◆ **Task objective**
Return the rows below verbatim, from the very first line through the line containing "candle-body [443, 270, 449, 300]", with both of those lines included.

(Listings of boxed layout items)
** begin **
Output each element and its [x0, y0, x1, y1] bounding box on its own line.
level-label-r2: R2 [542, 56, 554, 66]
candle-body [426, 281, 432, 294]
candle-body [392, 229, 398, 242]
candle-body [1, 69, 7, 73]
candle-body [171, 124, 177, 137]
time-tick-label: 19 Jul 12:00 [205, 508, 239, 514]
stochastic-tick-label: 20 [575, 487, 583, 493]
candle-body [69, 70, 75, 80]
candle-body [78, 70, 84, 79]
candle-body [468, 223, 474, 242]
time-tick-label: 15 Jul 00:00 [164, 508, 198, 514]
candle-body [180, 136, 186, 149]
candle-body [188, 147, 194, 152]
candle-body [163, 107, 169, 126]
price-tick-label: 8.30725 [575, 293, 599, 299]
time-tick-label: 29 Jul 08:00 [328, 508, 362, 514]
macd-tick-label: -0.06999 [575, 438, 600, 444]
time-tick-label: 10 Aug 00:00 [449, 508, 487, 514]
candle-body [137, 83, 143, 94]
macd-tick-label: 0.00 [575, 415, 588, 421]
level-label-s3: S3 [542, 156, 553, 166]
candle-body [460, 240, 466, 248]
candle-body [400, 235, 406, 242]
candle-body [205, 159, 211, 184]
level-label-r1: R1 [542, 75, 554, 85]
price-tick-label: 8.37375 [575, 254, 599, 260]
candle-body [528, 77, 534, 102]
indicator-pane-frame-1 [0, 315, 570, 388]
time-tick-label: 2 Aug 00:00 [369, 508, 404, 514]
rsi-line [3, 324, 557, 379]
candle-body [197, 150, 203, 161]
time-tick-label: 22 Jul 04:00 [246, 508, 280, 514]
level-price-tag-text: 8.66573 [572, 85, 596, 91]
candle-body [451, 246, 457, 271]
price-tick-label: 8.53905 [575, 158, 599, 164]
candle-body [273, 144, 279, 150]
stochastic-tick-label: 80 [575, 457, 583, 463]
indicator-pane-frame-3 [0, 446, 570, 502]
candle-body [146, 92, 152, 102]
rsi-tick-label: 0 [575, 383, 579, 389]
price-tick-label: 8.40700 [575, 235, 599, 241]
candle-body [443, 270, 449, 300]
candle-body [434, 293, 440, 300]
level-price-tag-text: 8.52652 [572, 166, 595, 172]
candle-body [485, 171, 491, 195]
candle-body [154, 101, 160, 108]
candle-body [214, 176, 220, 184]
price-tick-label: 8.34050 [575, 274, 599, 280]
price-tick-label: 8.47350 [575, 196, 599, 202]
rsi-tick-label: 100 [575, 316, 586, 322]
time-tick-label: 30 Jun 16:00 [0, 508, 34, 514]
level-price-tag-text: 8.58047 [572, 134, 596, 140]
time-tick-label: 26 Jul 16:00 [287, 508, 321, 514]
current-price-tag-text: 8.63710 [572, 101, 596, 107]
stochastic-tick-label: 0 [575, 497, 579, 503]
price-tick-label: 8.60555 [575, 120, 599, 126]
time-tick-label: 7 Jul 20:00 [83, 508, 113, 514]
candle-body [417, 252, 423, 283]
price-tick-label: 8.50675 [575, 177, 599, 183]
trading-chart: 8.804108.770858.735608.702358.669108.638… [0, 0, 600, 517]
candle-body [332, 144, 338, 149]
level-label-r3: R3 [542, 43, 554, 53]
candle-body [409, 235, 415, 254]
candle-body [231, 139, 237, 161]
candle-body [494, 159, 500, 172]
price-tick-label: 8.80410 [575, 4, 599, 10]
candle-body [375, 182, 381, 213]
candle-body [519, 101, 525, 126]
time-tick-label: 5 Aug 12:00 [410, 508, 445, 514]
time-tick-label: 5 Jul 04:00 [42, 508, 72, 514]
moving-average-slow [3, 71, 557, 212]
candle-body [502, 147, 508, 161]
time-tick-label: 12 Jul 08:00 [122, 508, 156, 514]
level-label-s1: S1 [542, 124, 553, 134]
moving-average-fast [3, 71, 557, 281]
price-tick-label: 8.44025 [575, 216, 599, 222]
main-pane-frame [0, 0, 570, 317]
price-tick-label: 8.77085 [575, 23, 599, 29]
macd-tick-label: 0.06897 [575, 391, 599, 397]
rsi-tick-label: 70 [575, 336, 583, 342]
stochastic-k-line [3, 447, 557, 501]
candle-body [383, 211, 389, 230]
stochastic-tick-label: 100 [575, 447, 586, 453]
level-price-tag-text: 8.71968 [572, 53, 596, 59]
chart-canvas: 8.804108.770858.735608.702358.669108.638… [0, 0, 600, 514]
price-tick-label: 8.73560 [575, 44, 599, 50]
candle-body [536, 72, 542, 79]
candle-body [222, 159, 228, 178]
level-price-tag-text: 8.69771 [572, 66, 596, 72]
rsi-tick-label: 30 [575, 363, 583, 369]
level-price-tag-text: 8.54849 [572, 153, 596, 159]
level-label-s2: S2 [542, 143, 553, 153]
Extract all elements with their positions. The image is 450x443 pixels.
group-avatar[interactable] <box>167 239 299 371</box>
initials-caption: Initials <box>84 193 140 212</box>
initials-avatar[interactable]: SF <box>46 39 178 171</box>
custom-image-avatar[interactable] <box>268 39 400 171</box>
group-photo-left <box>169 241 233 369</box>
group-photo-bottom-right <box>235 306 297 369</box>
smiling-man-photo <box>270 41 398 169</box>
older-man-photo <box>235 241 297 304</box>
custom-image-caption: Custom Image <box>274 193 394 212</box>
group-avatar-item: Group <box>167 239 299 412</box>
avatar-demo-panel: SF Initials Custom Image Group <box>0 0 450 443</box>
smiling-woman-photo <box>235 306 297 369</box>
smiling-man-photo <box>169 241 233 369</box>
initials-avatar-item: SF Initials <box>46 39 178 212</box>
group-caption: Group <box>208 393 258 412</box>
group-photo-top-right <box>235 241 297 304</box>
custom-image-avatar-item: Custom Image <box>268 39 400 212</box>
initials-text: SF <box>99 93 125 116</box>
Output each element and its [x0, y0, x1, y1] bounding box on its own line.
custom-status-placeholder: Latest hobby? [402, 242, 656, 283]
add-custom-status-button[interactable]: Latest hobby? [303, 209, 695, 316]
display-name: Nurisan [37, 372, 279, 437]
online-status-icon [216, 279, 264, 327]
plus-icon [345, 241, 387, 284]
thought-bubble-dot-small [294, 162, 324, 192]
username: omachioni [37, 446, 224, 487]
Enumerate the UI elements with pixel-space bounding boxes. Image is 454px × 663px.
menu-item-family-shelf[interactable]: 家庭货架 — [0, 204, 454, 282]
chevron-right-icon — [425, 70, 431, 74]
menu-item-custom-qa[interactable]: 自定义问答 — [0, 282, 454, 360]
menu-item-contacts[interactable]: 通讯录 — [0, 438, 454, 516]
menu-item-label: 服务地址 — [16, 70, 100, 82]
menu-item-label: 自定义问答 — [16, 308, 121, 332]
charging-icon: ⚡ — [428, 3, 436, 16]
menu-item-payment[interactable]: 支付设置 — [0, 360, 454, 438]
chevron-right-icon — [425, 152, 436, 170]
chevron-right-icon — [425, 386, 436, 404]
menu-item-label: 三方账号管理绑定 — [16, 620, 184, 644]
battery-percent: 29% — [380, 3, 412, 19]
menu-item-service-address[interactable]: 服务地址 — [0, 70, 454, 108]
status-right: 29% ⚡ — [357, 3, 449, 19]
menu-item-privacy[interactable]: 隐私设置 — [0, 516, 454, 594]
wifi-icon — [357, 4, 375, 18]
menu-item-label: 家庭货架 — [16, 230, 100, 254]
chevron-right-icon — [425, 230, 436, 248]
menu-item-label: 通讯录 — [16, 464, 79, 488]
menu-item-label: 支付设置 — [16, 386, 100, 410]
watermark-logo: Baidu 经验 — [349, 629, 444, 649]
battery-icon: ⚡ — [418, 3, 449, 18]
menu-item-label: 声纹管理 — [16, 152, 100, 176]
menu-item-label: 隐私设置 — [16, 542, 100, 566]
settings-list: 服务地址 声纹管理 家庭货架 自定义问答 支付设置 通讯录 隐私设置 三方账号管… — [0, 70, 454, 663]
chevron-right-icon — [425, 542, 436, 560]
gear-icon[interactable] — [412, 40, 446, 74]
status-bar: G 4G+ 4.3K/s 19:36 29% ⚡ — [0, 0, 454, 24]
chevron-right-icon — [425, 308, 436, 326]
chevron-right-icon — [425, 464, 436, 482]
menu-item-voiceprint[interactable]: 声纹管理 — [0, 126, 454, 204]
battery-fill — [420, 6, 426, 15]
** end **
◆ **Exercise solution**
Output each element and its [x0, y0, x1, y1] bounding box on its own line.
level-label-r2: R2 [542, 56, 554, 66]
candle-body [426, 281, 432, 294]
candle-body [392, 229, 398, 242]
candle-body [1, 69, 7, 73]
candle-body [171, 124, 177, 137]
time-tick-label: 19 Jul 12:00 [205, 508, 239, 514]
stochastic-tick-label: 20 [575, 487, 583, 493]
candle-body [69, 70, 75, 80]
candle-body [78, 70, 84, 79]
candle-body [468, 223, 474, 242]
time-tick-label: 15 Jul 00:00 [164, 508, 198, 514]
candle-body [180, 136, 186, 149]
candle-body [188, 147, 194, 152]
candle-body [163, 107, 169, 126]
price-tick-label: 8.30725 [575, 293, 599, 299]
time-tick-label: 29 Jul 08:00 [328, 508, 362, 514]
macd-tick-label: -0.06999 [575, 438, 600, 444]
time-tick-label: 10 Aug 00:00 [449, 508, 487, 514]
candle-body [137, 83, 143, 94]
macd-tick-label: 0.00 [575, 415, 588, 421]
level-label-s3: S3 [542, 156, 553, 166]
candle-body [460, 240, 466, 248]
candle-body [400, 235, 406, 242]
candle-body [205, 159, 211, 184]
level-label-r1: R1 [542, 75, 554, 85]
price-tick-label: 8.37375 [575, 254, 599, 260]
candle-body [528, 77, 534, 102]
indicator-pane-frame-1 [0, 315, 570, 388]
time-tick-label: 2 Aug 00:00 [369, 508, 404, 514]
rsi-line [3, 324, 557, 379]
candle-body [197, 150, 203, 161]
time-tick-label: 22 Jul 04:00 [246, 508, 280, 514]
level-price-tag-text: 8.66573 [572, 85, 596, 91]
candle-body [451, 246, 457, 271]
price-tick-label: 8.53905 [575, 158, 599, 164]
candle-body [273, 144, 279, 150]
stochastic-tick-label: 80 [575, 457, 583, 463]
indicator-pane-frame-3 [0, 446, 570, 502]
candle-body [146, 92, 152, 102]
rsi-tick-label: 0 [575, 383, 579, 389]
price-tick-label: 8.40700 [575, 235, 599, 241]
candle-body [443, 270, 449, 300]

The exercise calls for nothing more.